### What you have to do
Reproduce each line that includes the word "Heliocentric".

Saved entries
-----

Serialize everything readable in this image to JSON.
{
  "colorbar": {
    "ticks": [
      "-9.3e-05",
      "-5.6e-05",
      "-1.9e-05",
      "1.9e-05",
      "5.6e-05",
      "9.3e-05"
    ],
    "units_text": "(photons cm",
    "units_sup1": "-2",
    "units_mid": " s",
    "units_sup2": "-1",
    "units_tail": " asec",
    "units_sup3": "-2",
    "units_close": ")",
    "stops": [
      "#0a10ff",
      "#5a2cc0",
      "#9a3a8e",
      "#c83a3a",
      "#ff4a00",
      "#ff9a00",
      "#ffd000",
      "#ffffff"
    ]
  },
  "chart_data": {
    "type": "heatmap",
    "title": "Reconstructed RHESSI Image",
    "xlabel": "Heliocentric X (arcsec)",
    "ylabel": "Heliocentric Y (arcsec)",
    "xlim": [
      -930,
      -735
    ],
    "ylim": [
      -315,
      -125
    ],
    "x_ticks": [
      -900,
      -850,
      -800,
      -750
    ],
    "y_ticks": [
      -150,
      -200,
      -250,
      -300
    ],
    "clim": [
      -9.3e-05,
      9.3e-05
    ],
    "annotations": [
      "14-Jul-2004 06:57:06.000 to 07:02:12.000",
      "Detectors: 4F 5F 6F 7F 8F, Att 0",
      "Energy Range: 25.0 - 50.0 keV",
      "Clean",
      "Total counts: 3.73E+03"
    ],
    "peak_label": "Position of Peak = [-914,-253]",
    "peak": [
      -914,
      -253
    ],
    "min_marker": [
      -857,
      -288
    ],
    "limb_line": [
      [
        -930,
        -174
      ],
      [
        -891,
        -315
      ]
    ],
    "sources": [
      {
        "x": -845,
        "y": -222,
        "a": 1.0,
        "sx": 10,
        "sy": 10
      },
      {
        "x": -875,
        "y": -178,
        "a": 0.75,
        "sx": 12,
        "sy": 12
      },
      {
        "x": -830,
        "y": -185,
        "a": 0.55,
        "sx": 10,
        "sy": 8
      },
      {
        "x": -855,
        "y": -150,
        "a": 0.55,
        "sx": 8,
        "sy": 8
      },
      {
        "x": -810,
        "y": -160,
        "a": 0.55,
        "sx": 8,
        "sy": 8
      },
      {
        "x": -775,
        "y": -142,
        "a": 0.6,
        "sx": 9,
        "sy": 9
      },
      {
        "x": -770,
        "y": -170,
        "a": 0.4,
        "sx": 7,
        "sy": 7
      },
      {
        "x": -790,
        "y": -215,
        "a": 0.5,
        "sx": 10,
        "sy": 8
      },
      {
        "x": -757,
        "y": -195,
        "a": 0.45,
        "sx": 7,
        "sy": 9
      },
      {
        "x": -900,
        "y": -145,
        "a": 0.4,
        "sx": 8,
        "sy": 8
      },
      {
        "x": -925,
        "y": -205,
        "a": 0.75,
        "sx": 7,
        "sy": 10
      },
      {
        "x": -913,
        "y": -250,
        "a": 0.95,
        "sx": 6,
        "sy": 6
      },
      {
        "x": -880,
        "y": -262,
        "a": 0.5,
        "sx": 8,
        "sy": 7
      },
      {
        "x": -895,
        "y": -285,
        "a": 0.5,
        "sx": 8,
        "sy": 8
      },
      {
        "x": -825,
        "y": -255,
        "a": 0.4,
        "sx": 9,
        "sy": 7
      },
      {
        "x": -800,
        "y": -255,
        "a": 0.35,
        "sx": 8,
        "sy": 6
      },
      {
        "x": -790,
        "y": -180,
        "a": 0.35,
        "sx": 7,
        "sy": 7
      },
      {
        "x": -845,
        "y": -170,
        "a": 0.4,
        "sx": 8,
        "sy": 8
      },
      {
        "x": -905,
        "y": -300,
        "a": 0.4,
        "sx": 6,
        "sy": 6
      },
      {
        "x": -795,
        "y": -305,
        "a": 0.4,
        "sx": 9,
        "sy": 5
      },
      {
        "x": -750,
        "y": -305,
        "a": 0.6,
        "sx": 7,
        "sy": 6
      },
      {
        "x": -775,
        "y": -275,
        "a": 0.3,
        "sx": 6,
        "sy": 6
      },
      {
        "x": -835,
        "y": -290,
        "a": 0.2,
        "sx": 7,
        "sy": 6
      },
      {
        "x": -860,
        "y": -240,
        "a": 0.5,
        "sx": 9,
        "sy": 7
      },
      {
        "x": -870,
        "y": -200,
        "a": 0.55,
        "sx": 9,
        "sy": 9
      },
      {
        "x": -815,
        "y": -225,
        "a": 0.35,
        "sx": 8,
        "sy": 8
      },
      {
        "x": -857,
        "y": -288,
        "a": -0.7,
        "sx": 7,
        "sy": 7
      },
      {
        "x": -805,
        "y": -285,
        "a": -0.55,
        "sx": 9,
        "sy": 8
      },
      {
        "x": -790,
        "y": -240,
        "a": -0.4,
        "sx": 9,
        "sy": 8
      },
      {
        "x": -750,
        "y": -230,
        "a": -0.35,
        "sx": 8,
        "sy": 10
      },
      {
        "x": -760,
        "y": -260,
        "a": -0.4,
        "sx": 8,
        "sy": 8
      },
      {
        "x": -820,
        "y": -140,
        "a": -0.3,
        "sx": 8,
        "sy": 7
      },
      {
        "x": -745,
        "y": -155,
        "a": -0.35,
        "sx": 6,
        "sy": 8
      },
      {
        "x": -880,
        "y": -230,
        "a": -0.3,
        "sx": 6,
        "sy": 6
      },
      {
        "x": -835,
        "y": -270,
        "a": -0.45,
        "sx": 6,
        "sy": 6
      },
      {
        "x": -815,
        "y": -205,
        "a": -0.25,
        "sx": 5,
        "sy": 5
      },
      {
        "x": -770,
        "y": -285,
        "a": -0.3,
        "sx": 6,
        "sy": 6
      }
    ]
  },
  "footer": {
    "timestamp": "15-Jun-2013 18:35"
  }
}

-----

### Task output
    "xlabel": "Heliocentric X (arcsec)",
    "ylabel": "Heliocentric Y (arcsec)",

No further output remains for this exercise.